* Start *

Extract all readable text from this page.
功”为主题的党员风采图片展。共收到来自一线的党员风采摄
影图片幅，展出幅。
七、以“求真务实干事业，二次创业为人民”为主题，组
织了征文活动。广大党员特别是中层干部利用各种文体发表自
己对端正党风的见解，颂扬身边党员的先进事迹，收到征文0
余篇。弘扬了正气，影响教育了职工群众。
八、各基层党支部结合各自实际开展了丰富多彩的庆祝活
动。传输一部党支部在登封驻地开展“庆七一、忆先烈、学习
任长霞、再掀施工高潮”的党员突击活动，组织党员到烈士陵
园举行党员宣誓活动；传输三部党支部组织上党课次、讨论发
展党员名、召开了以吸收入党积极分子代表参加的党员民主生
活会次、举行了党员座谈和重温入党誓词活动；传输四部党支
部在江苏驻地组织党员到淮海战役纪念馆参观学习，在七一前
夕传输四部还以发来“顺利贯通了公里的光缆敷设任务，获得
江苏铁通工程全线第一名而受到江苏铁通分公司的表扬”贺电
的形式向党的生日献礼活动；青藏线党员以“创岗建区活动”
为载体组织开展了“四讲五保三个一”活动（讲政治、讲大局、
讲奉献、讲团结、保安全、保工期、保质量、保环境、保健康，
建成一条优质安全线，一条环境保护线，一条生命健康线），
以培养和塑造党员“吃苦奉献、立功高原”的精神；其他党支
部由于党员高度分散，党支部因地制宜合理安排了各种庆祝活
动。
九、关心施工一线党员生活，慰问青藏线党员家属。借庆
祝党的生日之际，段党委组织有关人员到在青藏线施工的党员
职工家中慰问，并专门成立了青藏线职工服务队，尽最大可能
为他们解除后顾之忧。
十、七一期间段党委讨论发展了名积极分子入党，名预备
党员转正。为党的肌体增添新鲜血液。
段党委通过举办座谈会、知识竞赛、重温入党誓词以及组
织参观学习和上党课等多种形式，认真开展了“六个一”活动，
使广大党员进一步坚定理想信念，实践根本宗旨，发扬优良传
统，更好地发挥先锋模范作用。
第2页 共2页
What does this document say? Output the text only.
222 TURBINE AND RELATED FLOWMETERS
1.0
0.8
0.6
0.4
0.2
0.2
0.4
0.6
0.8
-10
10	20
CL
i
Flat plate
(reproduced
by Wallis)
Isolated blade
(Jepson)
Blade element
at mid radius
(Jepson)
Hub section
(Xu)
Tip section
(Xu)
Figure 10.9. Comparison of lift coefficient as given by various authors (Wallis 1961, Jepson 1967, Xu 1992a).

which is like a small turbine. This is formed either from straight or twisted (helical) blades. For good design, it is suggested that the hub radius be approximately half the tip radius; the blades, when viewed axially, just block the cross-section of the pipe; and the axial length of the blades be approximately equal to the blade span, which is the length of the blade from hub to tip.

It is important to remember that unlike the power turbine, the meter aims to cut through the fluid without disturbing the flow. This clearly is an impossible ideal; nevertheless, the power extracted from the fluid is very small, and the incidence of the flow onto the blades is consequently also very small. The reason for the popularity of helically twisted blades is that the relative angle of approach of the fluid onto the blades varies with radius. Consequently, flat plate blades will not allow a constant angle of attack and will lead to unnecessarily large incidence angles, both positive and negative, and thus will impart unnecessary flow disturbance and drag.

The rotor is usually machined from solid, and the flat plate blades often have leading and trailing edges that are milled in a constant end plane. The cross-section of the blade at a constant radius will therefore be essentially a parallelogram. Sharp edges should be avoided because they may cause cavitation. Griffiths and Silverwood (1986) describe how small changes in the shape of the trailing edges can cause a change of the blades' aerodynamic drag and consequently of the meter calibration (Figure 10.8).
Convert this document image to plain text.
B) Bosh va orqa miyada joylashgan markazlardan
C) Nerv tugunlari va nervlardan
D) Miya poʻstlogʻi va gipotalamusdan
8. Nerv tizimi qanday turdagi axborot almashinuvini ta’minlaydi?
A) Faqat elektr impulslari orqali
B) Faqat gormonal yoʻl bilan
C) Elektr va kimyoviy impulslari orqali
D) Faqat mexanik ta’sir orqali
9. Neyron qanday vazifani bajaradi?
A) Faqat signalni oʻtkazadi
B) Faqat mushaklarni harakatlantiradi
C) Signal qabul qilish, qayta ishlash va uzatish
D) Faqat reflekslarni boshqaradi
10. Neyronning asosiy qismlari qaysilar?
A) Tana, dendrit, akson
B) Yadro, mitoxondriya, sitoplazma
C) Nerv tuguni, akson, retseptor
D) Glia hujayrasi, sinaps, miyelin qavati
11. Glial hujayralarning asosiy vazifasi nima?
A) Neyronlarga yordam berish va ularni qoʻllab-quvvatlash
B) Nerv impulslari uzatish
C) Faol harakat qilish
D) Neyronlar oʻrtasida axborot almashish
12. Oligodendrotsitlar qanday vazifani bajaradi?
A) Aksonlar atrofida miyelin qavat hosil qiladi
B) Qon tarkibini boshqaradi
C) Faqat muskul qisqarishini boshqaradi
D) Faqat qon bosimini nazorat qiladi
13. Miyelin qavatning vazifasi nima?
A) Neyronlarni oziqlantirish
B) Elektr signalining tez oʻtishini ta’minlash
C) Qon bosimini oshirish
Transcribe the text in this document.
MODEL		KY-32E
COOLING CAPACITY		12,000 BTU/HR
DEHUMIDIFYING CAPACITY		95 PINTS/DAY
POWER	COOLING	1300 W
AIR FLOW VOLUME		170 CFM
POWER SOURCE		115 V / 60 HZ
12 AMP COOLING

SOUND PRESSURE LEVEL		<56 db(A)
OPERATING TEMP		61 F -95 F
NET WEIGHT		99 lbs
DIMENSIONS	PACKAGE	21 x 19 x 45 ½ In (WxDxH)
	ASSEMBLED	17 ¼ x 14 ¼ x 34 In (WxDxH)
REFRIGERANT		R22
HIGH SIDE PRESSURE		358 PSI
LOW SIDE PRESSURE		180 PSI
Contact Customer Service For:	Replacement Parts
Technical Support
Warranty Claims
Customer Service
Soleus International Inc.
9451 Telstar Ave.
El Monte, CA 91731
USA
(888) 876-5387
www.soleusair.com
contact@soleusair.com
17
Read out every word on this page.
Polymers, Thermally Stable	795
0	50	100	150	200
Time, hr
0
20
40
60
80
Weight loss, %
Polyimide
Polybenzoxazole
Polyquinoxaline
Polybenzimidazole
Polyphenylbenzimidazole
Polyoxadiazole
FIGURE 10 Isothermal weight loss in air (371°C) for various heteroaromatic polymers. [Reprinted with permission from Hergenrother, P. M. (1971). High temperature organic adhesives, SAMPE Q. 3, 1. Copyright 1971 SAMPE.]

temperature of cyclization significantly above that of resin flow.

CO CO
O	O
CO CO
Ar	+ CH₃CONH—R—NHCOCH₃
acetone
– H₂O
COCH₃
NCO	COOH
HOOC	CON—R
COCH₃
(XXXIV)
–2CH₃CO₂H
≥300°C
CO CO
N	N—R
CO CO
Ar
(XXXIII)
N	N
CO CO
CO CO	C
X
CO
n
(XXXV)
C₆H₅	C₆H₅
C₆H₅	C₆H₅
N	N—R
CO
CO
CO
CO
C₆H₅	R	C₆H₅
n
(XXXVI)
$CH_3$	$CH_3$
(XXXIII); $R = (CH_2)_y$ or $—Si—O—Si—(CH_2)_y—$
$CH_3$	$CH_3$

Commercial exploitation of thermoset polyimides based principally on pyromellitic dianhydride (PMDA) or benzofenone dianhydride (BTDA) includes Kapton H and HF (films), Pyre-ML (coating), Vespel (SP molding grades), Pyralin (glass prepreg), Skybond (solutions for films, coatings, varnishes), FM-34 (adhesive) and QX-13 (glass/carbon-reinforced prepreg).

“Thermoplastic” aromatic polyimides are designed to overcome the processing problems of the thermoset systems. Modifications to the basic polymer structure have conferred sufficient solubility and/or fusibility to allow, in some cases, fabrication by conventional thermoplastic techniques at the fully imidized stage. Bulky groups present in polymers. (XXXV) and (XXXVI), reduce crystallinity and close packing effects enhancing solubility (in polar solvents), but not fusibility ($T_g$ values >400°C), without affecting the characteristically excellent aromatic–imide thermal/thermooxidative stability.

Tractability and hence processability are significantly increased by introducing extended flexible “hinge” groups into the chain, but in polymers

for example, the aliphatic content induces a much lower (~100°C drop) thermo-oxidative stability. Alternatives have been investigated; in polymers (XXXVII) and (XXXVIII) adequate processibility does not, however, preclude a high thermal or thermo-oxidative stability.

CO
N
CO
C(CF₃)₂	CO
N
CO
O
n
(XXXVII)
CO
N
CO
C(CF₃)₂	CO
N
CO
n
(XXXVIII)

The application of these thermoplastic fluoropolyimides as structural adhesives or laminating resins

* End *

### [EXERCISE DIRECTIONS]
Filter the listing above by the word "groups"; copy each line that passes.

### [WRITTEN ANSWER]
“Thermoplastic” aromatic polyimides are designed to overcome the processing problems of the thermoset systems. Modifications to the basic polymer structure have conferred sufficient solubility and/or fusibility to allow, in some cases, fabrication by conventional thermoplastic techniques at the fully imidized stage. Bulky groups present in polymers. (XXXV) and (XXXVI), reduce crystallinity and close packing effects enhancing solubility (in polar solvents), but not fusibility ($T_g$ values >400°C), without affecting the characteristically excellent aromatic–imide thermal/thermooxidative stability.
Tractability and hence processability are significantly increased by introducing extended flexible “hinge” groups into the chain, but in polymers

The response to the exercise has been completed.